:: Exercise text ::

As Smith notes, Eliot’s journals contain no mention of this pivotal creative turn, though in an entry logged after the burst of writing that launched Miss Brooke, she wrote, “In my private lot I am unspeakably happy, loving and beloved.”

When it comes to finishing, writers have specific words for the feelings that arise: relief, euphoria, release. Of those, relief seems the best way to describe the resolution of not-knowing. Relief comes at the end of a trajectory, a process of starts and stops, of creative lulls and time away. And yet, when finishing finally does occur, the relief is still a surprise, a feeling that is instinctive, total, beyond dispute. Here’s Smith again, on her own experience of finishing:

Who can find anything bad to say about the last day of a novel? It’s a feeling of happiness that knocks me clean out of adjectives. I think sometimes that the best reason for writing novels is to experience those four and a half hours after you write the final word. The last time it happened to me, I uncorked a good Sancerre I’d been keeping and drank it standing up with the bottle in my hand, and then I lay down in my backyard on the paving stones and stayed there for a long time, crying. It was sunny, late autumn, and there were apples everywhere, overripe and stinky.

It’s the kind of moment that deserves to be savored. The Sancerre straight from the bottle, the sun, the apples. You can almost see Smith’s tears of happiness graying the rock of the paving stones beneath her.

*

Let’s return, briefly, to Colm Tóibín’s words on finishing. In full, the statement runs: “It’s a question of finishing everything you start. It’s as simple as that.” Nothing is ever really simple, evidenced in the care Tóibín takes with his work routine. The chair is intentionally hard, the room silent, and there is no breakfast beforehand. “You create this system of rewards,” he explains. “If you do this, you can have that. Otherwise you’d never get any work done.”

Tóibín’s routine suggests he performs better under conditions of some privation. At its heart, finishing relies on finding a way to trick oneself, and the brain, into continuing. It might be as simple as putting off breakfast until the chapter’s been written. Where that final stage is concerned, the writer’s mindset, as King and Chabon attest, is of paramount importance. Developing a tolerance for uncertainty and taking confidence from past efforts is as necessary to sustained engagement as Tóibín’s hard chair.

:::
:: Provided information ::

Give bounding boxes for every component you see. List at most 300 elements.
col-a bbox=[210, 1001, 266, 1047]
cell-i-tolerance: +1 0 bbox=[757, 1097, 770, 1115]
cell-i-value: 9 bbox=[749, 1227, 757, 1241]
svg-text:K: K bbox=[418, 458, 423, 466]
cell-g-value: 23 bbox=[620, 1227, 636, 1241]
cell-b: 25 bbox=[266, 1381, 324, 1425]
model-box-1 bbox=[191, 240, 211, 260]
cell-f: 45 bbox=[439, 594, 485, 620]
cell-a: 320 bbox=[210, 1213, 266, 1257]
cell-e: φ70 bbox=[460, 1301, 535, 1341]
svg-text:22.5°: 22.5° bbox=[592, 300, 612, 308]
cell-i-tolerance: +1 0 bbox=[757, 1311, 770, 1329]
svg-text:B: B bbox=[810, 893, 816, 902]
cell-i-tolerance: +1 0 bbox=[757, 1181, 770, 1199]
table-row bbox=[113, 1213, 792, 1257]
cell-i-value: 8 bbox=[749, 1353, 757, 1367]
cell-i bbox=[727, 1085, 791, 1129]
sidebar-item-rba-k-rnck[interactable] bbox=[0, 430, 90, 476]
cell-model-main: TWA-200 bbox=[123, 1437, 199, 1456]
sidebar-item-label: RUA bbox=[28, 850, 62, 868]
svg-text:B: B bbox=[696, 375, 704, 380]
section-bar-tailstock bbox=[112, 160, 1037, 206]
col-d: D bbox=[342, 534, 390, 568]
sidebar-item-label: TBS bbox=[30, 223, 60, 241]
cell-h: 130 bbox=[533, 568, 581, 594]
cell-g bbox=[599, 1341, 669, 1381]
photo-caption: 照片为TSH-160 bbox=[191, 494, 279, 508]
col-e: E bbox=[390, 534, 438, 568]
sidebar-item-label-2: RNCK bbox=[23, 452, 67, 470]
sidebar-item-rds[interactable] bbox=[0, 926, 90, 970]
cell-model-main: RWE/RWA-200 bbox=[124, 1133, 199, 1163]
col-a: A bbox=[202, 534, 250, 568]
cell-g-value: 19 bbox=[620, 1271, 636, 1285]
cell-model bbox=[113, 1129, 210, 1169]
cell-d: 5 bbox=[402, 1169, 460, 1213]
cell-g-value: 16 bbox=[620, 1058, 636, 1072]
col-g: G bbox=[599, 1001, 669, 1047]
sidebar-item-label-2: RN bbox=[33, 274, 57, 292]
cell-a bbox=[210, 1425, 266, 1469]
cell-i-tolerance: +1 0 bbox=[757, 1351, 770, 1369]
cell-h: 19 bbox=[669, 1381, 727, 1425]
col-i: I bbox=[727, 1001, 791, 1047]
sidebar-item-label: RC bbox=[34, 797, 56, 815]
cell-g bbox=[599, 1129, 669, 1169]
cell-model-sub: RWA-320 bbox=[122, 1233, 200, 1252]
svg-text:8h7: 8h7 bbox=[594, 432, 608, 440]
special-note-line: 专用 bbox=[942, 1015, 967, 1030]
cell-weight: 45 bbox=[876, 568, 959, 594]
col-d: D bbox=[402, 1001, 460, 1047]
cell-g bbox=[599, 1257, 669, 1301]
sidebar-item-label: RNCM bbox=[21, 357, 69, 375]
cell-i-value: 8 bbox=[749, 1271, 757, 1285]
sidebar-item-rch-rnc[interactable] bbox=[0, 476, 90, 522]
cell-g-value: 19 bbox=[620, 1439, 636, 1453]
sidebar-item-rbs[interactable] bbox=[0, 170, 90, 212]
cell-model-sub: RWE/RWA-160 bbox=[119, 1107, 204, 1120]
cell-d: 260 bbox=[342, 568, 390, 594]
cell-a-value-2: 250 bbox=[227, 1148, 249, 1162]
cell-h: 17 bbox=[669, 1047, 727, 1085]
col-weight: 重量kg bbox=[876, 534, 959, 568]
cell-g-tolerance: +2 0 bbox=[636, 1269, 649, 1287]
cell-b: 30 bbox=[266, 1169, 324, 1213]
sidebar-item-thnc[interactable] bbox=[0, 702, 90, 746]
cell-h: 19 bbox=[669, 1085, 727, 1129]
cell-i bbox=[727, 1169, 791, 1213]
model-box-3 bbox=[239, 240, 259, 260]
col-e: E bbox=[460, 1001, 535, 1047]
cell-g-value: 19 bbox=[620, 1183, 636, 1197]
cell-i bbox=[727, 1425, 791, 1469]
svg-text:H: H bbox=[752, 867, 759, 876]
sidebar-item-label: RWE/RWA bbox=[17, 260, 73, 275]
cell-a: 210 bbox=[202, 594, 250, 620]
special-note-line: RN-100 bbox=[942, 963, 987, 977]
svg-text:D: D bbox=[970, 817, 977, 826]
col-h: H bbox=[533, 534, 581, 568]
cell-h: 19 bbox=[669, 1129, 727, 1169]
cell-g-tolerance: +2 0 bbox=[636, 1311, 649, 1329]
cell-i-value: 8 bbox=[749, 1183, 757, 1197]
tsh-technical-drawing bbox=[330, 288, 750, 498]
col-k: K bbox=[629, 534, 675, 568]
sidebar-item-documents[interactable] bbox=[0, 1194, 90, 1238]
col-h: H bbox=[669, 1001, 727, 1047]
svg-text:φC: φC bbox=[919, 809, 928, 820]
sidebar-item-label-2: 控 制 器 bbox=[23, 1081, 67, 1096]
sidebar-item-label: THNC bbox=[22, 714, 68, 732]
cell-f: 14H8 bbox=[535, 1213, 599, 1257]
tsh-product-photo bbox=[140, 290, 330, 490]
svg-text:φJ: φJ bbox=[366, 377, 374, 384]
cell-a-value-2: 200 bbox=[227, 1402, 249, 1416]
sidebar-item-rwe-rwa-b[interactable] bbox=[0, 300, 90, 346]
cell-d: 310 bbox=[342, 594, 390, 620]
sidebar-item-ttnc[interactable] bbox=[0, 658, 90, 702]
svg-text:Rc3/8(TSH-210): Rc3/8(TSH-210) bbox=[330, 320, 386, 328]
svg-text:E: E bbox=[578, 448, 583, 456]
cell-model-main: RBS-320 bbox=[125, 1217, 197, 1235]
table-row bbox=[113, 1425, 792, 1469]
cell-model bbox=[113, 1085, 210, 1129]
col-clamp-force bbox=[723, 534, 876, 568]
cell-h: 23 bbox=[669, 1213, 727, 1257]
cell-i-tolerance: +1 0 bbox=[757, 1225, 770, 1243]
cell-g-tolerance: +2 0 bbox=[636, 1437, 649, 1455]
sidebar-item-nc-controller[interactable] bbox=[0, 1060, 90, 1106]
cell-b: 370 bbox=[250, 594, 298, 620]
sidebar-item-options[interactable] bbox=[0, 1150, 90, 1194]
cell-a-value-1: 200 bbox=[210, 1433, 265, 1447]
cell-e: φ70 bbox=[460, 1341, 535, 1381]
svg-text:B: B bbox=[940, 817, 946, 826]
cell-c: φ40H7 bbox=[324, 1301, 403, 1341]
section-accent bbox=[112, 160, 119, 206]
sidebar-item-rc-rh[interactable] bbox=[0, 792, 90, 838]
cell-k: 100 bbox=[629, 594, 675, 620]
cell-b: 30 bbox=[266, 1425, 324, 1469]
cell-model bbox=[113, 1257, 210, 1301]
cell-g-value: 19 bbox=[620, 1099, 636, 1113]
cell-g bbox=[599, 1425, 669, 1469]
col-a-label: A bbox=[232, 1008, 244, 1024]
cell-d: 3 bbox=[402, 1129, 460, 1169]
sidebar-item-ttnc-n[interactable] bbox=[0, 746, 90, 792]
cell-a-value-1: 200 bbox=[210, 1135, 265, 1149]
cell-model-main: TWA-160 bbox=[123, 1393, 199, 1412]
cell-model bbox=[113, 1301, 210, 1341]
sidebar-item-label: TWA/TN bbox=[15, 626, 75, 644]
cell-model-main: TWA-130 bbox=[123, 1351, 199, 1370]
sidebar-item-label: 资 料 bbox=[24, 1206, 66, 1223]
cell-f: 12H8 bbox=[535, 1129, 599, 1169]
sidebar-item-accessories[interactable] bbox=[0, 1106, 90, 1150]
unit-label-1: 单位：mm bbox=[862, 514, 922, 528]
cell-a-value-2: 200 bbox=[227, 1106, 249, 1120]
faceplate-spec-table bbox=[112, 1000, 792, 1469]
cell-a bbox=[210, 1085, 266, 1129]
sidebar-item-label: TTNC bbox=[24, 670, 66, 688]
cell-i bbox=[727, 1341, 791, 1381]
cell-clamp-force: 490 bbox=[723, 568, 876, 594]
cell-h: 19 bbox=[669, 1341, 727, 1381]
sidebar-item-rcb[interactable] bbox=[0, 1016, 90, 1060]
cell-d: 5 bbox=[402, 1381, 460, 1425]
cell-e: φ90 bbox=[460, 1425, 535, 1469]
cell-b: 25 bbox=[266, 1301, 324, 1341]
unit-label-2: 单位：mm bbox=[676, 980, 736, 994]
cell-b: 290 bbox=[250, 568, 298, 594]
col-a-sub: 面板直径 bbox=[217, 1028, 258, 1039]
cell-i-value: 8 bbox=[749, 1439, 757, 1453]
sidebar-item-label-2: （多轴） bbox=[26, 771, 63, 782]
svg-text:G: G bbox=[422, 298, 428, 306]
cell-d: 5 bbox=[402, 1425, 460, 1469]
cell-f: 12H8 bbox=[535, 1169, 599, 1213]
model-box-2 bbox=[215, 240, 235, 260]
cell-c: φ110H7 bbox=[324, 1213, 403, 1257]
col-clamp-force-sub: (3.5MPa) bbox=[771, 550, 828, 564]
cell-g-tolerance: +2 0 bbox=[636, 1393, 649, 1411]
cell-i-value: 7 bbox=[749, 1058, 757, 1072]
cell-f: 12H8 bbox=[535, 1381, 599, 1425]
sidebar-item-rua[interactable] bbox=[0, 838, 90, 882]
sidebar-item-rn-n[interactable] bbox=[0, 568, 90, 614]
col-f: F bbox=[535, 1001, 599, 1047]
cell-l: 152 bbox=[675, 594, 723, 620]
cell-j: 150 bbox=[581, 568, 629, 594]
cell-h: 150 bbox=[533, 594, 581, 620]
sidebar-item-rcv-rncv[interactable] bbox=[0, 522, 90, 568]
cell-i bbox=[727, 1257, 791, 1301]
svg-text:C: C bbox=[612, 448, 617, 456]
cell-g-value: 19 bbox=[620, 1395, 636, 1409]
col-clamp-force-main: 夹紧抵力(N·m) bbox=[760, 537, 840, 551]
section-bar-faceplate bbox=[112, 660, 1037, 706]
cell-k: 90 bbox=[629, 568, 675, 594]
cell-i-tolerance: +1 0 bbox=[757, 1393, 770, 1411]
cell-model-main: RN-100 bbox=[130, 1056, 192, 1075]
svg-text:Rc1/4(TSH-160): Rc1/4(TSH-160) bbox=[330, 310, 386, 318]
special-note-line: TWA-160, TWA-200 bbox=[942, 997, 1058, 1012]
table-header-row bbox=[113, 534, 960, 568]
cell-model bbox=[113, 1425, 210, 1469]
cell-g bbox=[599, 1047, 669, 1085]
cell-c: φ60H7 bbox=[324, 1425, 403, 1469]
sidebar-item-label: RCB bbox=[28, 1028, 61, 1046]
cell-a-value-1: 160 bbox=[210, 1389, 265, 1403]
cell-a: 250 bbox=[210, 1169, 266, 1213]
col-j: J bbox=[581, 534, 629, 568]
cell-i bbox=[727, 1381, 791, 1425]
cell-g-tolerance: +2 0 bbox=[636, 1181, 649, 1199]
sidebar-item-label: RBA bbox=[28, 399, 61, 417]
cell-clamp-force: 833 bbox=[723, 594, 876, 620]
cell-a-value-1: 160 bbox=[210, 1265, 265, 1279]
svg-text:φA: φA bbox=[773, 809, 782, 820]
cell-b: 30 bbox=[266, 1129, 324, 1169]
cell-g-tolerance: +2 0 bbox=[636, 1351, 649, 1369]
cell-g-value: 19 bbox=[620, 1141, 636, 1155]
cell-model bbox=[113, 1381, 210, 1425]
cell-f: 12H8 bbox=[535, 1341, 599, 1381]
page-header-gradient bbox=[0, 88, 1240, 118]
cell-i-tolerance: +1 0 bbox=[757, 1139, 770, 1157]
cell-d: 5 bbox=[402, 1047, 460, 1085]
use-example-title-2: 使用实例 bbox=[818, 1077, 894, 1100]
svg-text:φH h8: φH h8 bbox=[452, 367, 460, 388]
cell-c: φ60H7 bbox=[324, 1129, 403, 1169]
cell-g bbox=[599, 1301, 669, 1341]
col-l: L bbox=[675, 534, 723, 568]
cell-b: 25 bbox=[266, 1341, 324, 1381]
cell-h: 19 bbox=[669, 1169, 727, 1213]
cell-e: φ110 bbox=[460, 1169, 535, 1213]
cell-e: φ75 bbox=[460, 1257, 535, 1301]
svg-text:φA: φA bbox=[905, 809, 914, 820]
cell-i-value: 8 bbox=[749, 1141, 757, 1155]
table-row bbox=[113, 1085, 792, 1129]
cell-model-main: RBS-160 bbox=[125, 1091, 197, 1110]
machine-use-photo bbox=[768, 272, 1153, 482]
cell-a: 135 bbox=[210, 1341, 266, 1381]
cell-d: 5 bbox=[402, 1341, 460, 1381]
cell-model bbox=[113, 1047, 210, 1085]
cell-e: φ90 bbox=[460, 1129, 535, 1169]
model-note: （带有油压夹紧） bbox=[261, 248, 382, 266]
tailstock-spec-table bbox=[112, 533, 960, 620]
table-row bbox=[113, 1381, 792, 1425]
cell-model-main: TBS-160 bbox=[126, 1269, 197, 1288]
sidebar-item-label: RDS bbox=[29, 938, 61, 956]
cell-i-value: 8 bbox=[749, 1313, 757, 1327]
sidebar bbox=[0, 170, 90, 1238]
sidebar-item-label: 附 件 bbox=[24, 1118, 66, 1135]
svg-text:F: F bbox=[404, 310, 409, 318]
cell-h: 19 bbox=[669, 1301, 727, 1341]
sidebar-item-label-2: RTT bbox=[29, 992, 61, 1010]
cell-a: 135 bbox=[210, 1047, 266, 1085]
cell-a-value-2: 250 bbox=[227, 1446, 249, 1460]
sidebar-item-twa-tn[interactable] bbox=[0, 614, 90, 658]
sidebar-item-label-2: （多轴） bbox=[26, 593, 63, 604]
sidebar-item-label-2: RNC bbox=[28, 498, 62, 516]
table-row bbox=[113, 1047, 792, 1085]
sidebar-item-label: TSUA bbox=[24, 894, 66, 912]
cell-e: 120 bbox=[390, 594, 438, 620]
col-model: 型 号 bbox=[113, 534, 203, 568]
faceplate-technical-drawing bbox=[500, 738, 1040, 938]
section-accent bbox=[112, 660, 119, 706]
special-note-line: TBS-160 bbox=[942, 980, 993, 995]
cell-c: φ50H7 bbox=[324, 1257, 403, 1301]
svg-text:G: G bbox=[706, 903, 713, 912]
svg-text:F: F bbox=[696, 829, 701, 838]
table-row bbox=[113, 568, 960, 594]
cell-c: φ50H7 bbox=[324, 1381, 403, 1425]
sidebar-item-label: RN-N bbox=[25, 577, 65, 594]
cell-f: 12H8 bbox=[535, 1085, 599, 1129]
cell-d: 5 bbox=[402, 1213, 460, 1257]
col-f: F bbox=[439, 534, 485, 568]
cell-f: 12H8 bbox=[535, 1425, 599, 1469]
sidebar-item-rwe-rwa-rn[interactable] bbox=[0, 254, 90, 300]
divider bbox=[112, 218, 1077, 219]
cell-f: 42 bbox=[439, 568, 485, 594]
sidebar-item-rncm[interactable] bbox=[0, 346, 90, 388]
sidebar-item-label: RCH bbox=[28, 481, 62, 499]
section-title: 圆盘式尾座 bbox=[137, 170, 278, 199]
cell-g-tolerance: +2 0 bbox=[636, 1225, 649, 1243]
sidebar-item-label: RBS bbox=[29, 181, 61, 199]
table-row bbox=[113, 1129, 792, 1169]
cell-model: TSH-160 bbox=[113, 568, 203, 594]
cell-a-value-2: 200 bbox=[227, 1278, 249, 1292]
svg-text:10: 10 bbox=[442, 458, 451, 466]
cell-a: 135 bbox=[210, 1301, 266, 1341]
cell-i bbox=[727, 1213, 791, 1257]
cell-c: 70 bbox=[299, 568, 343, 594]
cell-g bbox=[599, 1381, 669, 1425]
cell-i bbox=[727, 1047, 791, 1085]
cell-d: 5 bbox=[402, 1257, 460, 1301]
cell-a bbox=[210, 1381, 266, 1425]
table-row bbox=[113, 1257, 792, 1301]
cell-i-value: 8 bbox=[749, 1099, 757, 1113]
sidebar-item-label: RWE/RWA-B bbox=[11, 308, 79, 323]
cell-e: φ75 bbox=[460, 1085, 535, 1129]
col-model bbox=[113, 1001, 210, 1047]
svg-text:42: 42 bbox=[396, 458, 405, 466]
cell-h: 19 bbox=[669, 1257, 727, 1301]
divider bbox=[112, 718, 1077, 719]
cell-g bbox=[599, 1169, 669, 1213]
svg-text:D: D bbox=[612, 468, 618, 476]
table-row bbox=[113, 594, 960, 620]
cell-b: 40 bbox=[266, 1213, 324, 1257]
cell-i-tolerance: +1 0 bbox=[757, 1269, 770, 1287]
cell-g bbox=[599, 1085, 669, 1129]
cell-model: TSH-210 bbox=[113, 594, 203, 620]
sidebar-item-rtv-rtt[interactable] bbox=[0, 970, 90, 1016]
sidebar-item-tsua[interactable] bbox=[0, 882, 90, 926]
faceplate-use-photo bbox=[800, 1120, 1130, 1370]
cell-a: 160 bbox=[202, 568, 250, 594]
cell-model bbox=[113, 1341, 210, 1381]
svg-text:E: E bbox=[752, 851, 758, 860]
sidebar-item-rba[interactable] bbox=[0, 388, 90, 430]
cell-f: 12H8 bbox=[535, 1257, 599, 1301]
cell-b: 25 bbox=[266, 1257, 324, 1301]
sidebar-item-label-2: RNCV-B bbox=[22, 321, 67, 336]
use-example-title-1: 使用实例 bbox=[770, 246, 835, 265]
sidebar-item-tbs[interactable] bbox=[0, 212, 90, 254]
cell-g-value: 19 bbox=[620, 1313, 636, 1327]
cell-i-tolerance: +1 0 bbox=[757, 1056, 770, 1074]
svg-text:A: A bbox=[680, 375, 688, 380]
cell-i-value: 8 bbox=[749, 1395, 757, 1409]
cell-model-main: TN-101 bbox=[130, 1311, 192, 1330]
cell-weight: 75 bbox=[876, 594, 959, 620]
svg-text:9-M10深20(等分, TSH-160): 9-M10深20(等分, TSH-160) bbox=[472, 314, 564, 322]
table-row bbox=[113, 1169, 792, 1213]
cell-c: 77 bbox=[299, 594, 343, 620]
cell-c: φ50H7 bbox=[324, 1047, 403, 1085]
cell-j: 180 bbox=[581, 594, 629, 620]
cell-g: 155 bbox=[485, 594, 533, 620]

:::

Aim of the task: Continue the essay on how writers finish their work, starting right after its last sentence.

Written reply:
Finishing then, depends as much on confidence and pragmatics as it does on narrative solutions. You find ways to suspend doubt and get the job done. That confidence, in fact, may be as important as any skill of revision. Confidence, and a track record, reminds the writer to remain engaged, to stay attentive to the text. And rather than venture outside the work for advice, she can draw on experience to remind her that the text is where the solutions will be found. Finishing, you could say, begets finishing.

Encouraging as that notion may be, the struggle to finish persists. This essay, for example, proved as difficult to finish as any in the drop-down menu. I’ve forgotten the source of its original idea, but I recall wondering about the connection between the emotion of joy and the act of finishing. From there began the searching and gathering until the material found its shape and over time, the final questions emerged. Though in that respect, this essay too, underwent its uncertain state of suspension.

“I think it’s awfully dangerous to give general advice,” T.S. Eliot said, and yet general advice seems to be just the sort I am dispensing. Still, there are certain generalities that hold true, chief among them that to solve those final problems, the writer must outwit her shortcomings. Toward this end she has a hard chair, tales like that of the Sancerre and rotten apples, and her habits of mind. These, and a draft she hopes will become something more, are really all she has.